### Your task
Copy the passage on Zinzendorf between "His projects were" and "that at Herrnhut.", inclusive.

### Document segment
• • • • • • •
Born in Dresden, Zinzendorf was often influenced by strong and vehement feelings, and he was easily moved both by sorrow and joy. Called Ludwig or Brother Ludwig by his intimates, he was a natural orator, and though his dress was simple his personal appearance gave an impression of distinction and force. He was notable for providing shelter for German-speaking Moravian exiles at Herrnhut, an effort that was influenced by Pietist ideas from the Lutheran faith he was brought up in.
His projects were often misunderstood. In 1736 he was banished from Saxony, but in 1749 the government rescinded its decree and begged him to establish within its jurisdiction more settlements like that at Herrnhut.
Zinzendorf's effect on the Moravian Church was significant, and is still evident nearly three centuries later. He is commemorated as a hymnwriter and a renewer of the church by the Evangelical Lutheran Church in America on its Calendar of Saints on 9 May.
• • • • • • •
### Provided material

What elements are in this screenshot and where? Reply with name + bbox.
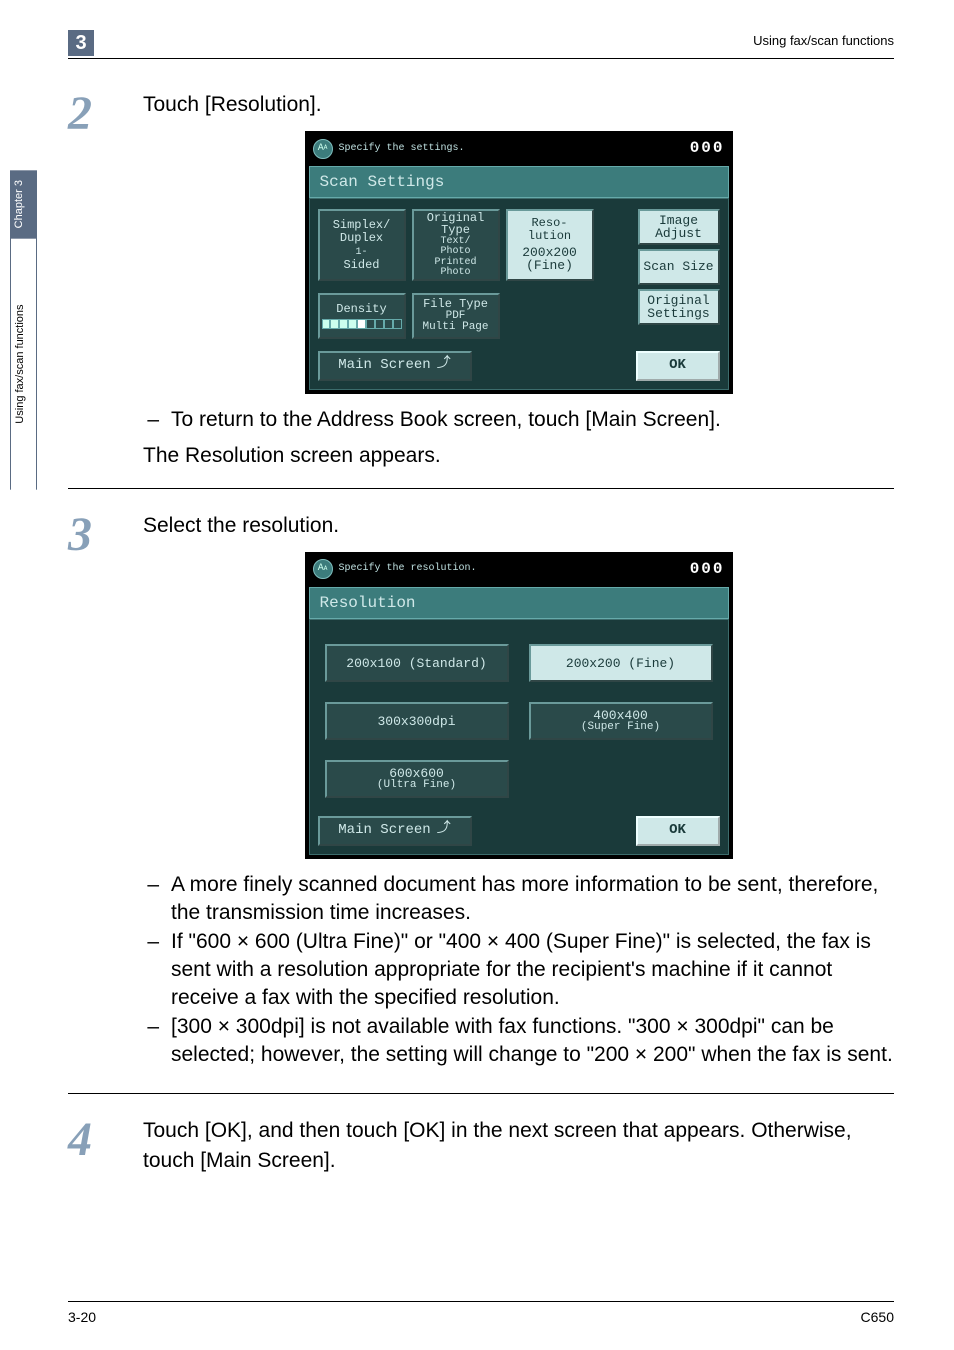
• • • • • • •
### Complete output
His projects were often misunderstood. In 1736 he was banished from Saxony, but in 1749 the government rescinded its decree and begged him to establish within its jurisdiction more settlements like that at Herrnhut.